● **Input**
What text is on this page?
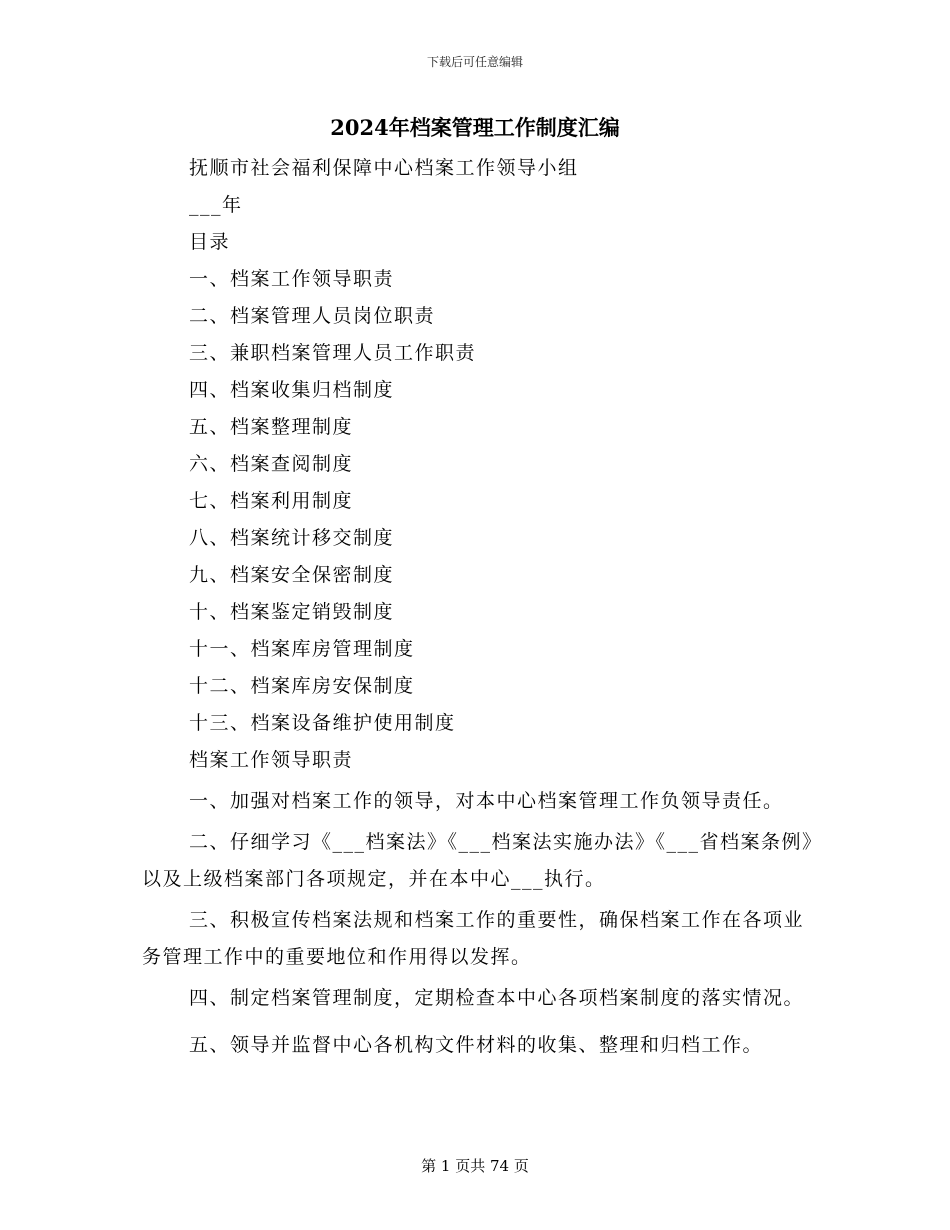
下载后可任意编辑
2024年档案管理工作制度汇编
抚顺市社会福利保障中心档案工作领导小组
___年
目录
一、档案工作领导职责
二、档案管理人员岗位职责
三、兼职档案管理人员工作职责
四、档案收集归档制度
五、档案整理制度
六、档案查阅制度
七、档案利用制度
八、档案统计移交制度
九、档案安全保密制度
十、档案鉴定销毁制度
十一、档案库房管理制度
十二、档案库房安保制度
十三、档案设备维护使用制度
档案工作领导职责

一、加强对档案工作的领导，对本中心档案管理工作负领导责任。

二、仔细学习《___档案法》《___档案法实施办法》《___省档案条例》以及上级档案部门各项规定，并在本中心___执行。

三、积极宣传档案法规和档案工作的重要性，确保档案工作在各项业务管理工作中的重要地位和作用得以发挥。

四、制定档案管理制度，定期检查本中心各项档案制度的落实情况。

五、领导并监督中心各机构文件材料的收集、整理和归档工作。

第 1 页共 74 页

---

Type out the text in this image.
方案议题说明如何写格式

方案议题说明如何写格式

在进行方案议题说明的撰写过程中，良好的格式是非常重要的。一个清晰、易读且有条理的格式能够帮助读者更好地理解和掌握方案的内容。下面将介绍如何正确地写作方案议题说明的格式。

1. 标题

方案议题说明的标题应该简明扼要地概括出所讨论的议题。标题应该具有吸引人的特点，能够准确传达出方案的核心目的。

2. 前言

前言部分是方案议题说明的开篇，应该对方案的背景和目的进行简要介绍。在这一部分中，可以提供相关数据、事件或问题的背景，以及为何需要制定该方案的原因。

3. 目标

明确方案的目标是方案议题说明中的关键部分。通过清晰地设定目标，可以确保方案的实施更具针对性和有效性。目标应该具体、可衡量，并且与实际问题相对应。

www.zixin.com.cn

● **Required task**
Lines from the records above that hold "text" are the ones to list.

● **Solution**
What text is on this page?
Type out the text in this image.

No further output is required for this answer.